● Kutipan yang Diberikan:
»»

Catatan kehidupan kali ini bicara tentang hati perempuan.
Nongkrong nungguin pengurusan berkas di taman kampus berakhir dengan berkontemplasi tentang hati perempuan

Berniat online, sayangnya WiFi kampus yang menargetkan diri dalam taraf Internasional ini nggak layak pakai..ck..ck..
jaringan WiFi sih banyak..tapi gagal connect melulu (curhatan pejuang WiFI)
Ya sudah, akhirnya aku hanya duduk sambil mengetik obrolan dalam hati ini..
ditemani sepotong roti dan sekotak susu coklat ukuran 200ml, aku mencoba menikmati hari ini..
lantunan lagu “Pergi Saja” milik Geisha membuai telinga dan memelankoliskan hatiku..
Anggap saja lagu ini mewakili sekelebat pikiranku atas relationship dengan sudut pandang hati perempuan.
Karena kadang isi kepalaku menyuruhku untu mengakhiri sebuah kisah, meletakkan tulisan “the end” dalam our story..

tapi hatiku memaksaku untuk terus memikirkannya.
Hal yang aneh.
karena hatilah yang tersakiti ketika dia melakukan sesuatu yang menyakitkan, bukan logika..
lantas kenapa hati masih terus mengharapkannya bertahan? dan logikalah yang menyuruhnya pergi?
Jadi teringat pembicaraan dengan seorang teman..

“Kita mungkin memikirkannya dengan logika, tapi hatilah yang mempengaruhi tindakan kita. Dan dalam hubungan seperti ini, hatilah yang memegang kendali..
Pada akhirnya yang bisa kulakukan saat ini hanyalah menyeimbangkan keduanya.
aku tidak bisa memilih untuk pergi begitu saja.
namun aku juga tidak lagi mau disakiti.
jadi yang bisa kulakukan hanyalah mengambil langkah mundur dan kemudian berdiam diri di tempat..
menunggu langkah dari dia.
akankah dia mudur atau akan berusaha melangkah ke arahku dan meraihku kembali.
hubungan ini biar ditentukan olehnya.
jika ia  mundur maka jarak kami akan kian jauh dan seiring waktu mungkin jarak ini juga akan menjadi dalam hingga akhirnya menjadi jurang pemisah bagi kami.
dan jika ia melangkah maju, a
ku hanya mengharapkan komitmen kian dikukuhkan.

««

● Baris Data:
»»

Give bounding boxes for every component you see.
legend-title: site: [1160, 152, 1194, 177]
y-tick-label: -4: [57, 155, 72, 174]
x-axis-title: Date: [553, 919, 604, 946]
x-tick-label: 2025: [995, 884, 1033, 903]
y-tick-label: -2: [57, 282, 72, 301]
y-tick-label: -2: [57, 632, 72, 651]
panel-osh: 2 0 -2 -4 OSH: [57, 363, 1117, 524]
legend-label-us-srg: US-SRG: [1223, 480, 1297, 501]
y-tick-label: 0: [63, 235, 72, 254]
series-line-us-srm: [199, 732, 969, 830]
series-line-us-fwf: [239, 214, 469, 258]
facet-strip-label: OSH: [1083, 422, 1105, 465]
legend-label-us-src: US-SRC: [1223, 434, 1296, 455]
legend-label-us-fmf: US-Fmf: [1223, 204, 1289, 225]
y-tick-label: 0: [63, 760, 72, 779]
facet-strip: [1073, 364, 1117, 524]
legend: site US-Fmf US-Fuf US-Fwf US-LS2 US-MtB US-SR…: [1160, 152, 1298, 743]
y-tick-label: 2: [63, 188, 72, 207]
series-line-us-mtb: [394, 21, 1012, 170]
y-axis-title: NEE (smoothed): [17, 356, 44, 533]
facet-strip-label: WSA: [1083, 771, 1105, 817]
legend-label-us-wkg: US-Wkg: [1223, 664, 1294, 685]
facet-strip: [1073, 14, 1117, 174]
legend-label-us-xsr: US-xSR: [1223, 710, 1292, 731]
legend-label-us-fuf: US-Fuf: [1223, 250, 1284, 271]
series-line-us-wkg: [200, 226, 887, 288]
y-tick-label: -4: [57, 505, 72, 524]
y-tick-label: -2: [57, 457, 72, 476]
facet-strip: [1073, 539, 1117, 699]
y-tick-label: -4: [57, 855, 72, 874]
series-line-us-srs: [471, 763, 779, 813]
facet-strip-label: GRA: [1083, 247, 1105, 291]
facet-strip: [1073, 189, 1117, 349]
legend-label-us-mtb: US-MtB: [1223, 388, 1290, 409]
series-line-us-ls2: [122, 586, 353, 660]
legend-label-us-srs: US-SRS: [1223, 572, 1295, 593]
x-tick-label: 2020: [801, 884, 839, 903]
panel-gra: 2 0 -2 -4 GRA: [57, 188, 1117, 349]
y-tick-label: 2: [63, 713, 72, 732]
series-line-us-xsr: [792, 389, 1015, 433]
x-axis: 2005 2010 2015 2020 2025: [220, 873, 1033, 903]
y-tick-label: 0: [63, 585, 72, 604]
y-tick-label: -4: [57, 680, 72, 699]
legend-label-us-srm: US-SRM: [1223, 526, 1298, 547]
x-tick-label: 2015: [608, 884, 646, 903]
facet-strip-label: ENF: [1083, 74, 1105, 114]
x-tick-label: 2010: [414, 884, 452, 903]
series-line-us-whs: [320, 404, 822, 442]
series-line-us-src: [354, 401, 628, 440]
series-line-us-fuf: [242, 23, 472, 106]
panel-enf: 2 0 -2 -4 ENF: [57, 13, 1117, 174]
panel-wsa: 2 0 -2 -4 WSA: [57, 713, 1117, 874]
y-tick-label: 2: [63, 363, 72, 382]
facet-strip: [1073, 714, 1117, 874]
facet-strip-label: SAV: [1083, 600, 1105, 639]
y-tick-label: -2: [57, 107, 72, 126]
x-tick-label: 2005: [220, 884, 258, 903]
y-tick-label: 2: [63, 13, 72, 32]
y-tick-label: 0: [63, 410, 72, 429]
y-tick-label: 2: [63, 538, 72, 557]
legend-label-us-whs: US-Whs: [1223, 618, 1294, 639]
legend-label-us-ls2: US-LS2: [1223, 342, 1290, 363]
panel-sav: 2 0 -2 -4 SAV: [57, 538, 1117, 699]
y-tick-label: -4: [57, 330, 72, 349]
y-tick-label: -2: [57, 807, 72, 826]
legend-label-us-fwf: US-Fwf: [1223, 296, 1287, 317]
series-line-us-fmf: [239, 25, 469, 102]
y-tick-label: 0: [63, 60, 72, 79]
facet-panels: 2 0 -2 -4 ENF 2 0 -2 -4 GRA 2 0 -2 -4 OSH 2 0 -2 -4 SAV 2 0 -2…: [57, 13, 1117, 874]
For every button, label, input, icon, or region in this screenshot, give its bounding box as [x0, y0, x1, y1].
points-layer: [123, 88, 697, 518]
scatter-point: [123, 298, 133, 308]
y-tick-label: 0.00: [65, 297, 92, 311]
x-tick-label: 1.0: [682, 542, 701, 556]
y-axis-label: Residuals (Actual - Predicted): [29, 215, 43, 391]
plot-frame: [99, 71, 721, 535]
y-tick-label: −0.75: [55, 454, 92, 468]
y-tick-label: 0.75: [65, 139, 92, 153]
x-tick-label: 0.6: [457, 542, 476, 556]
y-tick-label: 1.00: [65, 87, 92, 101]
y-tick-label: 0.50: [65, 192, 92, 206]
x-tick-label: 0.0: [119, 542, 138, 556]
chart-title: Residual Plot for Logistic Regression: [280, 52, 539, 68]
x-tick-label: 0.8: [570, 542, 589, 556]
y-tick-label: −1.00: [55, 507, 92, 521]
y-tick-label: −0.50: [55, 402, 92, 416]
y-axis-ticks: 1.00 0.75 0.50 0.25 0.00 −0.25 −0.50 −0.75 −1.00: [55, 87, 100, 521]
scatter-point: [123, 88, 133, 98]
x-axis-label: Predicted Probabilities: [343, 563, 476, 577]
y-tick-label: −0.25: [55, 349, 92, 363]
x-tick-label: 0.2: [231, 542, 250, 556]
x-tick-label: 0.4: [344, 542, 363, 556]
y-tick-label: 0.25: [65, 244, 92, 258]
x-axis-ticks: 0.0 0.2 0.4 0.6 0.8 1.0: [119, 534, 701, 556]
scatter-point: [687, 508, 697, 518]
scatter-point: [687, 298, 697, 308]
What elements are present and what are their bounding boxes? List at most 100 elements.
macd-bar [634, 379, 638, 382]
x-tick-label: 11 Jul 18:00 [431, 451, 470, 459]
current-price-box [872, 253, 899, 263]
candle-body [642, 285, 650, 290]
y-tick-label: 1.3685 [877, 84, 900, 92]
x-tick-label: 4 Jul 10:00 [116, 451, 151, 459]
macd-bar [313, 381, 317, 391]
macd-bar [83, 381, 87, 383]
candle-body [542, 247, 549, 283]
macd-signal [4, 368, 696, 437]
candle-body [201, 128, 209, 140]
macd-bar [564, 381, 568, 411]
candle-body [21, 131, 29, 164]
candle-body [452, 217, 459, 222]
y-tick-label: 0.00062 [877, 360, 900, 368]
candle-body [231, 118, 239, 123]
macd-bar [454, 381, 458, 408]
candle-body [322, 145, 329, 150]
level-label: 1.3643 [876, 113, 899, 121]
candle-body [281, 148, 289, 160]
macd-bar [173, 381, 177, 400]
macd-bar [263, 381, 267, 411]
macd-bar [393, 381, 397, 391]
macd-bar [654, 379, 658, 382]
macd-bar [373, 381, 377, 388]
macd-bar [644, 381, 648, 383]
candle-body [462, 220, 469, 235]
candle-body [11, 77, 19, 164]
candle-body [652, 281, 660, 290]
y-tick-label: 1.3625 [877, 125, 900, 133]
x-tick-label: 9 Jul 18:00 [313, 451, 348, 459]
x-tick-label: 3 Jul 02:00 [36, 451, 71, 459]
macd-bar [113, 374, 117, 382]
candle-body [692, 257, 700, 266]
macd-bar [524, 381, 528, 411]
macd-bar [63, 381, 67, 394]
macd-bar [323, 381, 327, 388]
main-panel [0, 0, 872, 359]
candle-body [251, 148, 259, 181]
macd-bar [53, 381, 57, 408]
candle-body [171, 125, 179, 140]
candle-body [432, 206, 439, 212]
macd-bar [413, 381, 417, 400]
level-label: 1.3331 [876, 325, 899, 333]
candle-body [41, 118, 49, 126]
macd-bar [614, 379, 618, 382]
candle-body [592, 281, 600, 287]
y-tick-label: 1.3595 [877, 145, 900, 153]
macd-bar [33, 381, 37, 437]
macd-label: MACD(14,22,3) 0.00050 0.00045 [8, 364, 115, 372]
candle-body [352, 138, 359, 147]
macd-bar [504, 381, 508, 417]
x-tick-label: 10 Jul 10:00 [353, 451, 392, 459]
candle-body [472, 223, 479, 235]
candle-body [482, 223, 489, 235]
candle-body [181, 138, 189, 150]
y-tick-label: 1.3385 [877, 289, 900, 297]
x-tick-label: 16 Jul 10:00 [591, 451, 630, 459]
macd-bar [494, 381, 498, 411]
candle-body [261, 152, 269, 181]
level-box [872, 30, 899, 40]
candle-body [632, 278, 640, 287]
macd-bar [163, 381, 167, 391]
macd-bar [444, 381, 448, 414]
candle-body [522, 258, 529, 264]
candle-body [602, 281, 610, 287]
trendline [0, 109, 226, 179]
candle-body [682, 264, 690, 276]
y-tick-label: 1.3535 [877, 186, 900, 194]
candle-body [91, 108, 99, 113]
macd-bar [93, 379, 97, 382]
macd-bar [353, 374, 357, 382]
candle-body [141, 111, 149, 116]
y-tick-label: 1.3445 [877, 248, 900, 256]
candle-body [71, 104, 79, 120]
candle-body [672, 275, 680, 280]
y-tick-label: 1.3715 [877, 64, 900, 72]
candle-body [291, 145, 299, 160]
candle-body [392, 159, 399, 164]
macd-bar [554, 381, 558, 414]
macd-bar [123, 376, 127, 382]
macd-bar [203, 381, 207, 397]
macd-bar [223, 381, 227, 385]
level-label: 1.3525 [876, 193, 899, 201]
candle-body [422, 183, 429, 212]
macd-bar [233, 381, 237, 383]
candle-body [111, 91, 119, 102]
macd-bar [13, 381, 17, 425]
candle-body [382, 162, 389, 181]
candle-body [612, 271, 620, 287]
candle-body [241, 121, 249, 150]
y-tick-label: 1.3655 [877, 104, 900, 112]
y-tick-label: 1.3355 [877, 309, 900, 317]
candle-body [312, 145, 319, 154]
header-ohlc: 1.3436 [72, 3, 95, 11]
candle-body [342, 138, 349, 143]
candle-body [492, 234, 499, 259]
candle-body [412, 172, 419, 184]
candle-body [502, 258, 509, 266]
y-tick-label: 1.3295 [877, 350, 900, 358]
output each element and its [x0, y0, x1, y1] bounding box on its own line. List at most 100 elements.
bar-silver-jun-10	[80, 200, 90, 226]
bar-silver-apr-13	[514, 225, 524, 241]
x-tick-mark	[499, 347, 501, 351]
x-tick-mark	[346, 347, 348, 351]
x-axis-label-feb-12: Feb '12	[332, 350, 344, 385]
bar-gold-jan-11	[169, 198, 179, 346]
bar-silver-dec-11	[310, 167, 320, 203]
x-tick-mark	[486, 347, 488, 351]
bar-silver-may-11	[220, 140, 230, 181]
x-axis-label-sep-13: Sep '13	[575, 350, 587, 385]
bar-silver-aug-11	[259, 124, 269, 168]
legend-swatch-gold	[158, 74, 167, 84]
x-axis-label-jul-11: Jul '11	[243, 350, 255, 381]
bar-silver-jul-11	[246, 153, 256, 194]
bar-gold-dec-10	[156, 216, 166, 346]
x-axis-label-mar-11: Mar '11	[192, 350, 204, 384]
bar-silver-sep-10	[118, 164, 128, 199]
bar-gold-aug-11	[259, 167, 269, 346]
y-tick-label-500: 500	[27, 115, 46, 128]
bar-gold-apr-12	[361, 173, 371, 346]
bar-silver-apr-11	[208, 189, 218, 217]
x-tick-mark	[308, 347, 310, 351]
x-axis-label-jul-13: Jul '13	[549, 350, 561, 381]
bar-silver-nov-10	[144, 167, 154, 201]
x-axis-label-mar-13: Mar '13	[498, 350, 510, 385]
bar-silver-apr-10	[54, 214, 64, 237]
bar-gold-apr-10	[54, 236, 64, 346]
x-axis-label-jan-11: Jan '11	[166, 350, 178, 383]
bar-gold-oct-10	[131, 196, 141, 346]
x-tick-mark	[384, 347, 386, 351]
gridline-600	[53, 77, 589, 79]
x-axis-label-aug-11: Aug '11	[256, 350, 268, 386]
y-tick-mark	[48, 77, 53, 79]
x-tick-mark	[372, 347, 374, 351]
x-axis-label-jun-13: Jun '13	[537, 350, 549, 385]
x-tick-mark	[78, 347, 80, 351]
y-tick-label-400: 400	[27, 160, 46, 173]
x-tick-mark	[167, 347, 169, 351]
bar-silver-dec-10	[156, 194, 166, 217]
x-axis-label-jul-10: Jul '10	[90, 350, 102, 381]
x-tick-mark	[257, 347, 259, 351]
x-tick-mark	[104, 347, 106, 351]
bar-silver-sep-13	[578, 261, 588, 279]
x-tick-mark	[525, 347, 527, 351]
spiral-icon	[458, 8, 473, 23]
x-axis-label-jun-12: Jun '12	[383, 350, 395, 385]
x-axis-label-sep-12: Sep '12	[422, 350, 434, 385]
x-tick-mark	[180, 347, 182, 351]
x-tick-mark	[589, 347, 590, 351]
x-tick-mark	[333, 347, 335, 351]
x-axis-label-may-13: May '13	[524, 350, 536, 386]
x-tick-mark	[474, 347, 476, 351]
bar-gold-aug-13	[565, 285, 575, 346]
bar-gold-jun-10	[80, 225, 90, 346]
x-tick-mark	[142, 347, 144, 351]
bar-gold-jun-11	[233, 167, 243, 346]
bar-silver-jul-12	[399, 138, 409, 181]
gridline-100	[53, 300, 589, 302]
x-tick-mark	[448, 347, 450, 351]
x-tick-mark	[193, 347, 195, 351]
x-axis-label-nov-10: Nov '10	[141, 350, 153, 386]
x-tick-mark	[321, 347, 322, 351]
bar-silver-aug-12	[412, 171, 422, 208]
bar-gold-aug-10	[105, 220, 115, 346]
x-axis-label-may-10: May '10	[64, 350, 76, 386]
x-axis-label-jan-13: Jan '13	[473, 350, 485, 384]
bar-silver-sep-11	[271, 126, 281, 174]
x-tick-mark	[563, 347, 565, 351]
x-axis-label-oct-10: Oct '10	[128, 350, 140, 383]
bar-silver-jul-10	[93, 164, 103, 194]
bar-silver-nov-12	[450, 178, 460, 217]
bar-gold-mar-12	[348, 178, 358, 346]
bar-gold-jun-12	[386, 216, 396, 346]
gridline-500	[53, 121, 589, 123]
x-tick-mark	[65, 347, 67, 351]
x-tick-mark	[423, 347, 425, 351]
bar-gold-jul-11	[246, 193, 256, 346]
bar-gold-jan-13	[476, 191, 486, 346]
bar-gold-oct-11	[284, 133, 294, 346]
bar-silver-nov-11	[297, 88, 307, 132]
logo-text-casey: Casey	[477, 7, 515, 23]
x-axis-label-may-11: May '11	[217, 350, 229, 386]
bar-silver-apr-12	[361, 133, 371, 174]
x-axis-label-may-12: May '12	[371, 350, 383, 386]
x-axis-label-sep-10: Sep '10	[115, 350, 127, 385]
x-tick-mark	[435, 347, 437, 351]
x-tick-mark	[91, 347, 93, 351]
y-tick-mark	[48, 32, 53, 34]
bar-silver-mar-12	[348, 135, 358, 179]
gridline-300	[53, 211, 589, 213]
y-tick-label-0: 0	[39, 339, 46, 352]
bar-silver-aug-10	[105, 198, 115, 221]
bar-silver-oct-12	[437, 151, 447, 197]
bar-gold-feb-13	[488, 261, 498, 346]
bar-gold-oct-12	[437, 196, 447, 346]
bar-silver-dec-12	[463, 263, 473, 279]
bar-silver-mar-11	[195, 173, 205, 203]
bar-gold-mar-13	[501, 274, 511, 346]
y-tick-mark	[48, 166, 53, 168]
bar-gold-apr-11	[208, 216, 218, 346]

««

● Tugas yang Dikerjakan:
• 1. Tulis ulang tulisan tentang hati perempuan, seluruhnya dari "karena hatilah yang" sampai "yang menyuruhnya pergi?", dengan mengganti "menyakitkan" menjadi "melukai".
• 2. Sebutkan semua kata atau frasa bahasa Inggris yang dipakai dalam tulisan tentang hati perempuan.
• 3. Tuliskan lanjutan tulisan tentang hati perempuan mulai dari bagian terakhirnya.
Baris-baris data tidak ada hubungannya dengan tulisan tentang hati perempuan.

● Hasil Pengerjaan:
• 1.
karena hatilah yang tersakiti ketika dia melakukan sesuatu yang melukai, bukan logika..
lantas kenapa hati masih terus mengharapkannya bertahan? dan logikalah yang menyuruhnya pergi?

• 2. online, WiFi, connect, relationship, the end, our story

• 3.
Ini bisa disebut gravitasi hati perempuan. Masyarakat kita masih menempatkan perempuan sebagai pihak yang pasif, menunggu tindakan dari laki-laki. Masih terkesan kurang layak jika perempuan yang mengambil inisiatif duluan. Sehingga dalam aspek hubungan seperti ini, perempuan cenderung memilih untuk mengimbangi keputusan pasangan. Dan ditambah lagi dengan tetap hadirnya romantisme dalam berbagai film ataupun drama adegan bagaimana perempuan melangkah pergi. Saat perempuan memutuskan berbalik dan menjauh, rasanya sangat romantis ya jika pilihan ini dihentikan oleh laki-laki dengan menggenggam tangan atau lengannya atau bahkan menahannya dengan pelukan.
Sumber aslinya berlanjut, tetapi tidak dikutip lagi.